Dataset entries on figures:
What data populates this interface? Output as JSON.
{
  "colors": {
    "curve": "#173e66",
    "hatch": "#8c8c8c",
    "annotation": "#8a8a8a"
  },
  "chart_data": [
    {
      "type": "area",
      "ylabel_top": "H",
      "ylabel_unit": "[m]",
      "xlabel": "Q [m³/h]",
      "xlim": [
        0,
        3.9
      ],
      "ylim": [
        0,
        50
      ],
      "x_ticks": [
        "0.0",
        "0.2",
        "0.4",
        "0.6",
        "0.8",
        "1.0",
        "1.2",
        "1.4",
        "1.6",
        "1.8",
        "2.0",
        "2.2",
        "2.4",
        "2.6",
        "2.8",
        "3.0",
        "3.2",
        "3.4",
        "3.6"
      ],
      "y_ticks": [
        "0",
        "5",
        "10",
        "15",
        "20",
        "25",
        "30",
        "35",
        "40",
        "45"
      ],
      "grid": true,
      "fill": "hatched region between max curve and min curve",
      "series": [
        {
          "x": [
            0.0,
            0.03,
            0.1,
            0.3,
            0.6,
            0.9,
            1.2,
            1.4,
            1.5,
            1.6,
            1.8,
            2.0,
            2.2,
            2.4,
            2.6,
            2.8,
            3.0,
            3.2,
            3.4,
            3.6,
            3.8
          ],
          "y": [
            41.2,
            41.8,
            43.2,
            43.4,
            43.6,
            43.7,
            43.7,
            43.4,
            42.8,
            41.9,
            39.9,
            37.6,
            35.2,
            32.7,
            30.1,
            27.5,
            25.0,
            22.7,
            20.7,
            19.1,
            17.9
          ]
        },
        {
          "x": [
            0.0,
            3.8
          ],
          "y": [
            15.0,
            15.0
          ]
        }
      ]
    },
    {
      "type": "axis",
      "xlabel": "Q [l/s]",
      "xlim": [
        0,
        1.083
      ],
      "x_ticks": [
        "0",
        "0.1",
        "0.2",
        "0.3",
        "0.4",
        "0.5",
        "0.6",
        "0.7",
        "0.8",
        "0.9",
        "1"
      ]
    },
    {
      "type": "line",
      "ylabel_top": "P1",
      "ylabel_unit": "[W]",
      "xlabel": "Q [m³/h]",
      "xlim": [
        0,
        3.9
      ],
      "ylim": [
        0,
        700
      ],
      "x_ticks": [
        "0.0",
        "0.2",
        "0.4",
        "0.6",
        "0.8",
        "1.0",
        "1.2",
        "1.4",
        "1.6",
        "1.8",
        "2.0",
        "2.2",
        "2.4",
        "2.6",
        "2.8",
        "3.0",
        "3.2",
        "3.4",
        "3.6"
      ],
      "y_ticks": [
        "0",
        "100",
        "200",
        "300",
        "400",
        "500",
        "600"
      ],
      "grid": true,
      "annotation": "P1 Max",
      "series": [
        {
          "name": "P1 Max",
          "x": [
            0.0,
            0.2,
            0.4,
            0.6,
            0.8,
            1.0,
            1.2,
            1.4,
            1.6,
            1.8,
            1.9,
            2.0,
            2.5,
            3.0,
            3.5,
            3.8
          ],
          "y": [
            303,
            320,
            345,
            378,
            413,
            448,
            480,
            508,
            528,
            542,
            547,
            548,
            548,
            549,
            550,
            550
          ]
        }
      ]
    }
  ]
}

## REQUIRED WORK:
Output all of the data again. Match it exactly.

## FINAL RESULT:
What data populates this interface? Output as JSON.
{
  "colors": {
    "curve": "#173e66",
    "hatch": "#8c8c8c",
    "annotation": "#8a8a8a"
  },
  "chart_data": [
    {
      "type": "area",
      "ylabel_top": "H",
      "ylabel_unit": "[m]",
      "xlabel": "Q [m³/h]",
      "xlim": [
        0,
        3.9
      ],
      "ylim": [
        0,
        50
      ],
      "x_ticks": [
        "0.0",
        "0.2",
        "0.4",
        "0.6",
        "0.8",
        "1.0",
        "1.2",
        "1.4",
        "1.6",
        "1.8",
        "2.0",
        "2.2",
        "2.4",
        "2.6",
        "2.8",
        "3.0",
        "3.2",
        "3.4",
        "3.6"
      ],
      "y_ticks": [
        "0",
        "5",
        "10",
        "15",
        "20",
        "25",
        "30",
        "35",
        "40",
        "45"
      ],
      "grid": true,
      "fill": "hatched region between max curve and min curve",
      "series": [
        {
          "x": [
            0.0,
            0.03,
            0.1,
            0.3,
            0.6,
            0.9,
            1.2,
            1.4,
            1.5,
            1.6,
            1.8,
            2.0,
            2.2,
            2.4,
            2.6,
            2.8,
            3.0,
            3.2,
            3.4,
            3.6,
            3.8
          ],
          "y": [
            41.2,
            41.8,
            43.2,
            43.4,
            43.6,
            43.7,
            43.7,
            43.4,
            42.8,
            41.9,
            39.9,
            37.6,
            35.2,
            32.7,
            30.1,
            27.5,
            25.0,
            22.7,
            20.7,
            19.1,
            17.9
          ]
        },
        {
          "x": [
            0.0,
            3.8
          ],
          "y": [
            15.0,
            15.0
          ]
        }
      ]
    },
    {
      "type": "axis",
      "xlabel": "Q [l/s]",
      "xlim": [
        0,
        1.083
      ],
      "x_ticks": [
        "0",
        "0.1",
        "0.2",
        "0.3",
        "0.4",
        "0.5",
        "0.6",
        "0.7",
        "0.8",
        "0.9",
        "1"
      ]
    },
    {
      "type": "line",
      "ylabel_top": "P1",
      "ylabel_unit": "[W]",
      "xlabel": "Q [m³/h]",
      "xlim": [
        0,
        3.9
      ],
      "ylim": [
        0,
        700
      ],
      "x_ticks": [
        "0.0",
        "0.2",
        "0.4",
        "0.6",
        "0.8",
        "1.0",
        "1.2",
        "1.4",
        "1.6",
        "1.8",
        "2.0",
        "2.2",
        "2.4",
        "2.6",
        "2.8",
        "3.0",
        "3.2",
        "3.4",
        "3.6"
      ],
      "y_ticks": [
        "0",
        "100",
        "200",
        "300",
        "400",
        "500",
        "600"
      ],
      "grid": true,
      "annotation": "P1 Max",
      "series": [
        {
          "name": "P1 Max",
          "x": [
            0.0,
            0.2,
            0.4,
            0.6,
            0.8,
            1.0,
            1.2,
            1.4,
            1.6,
            1.8,
            1.9,
            2.0,
            2.5,
            3.0,
            3.5,
            3.8
          ],
          "y": [
            303,
            320,
            345,
            378,
            413,
            448,
            480,
            508,
            528,
            542,
            547,
            548,
            548,
            549,
            550,
            550
          ]
        }
      ]
    }
  ]
}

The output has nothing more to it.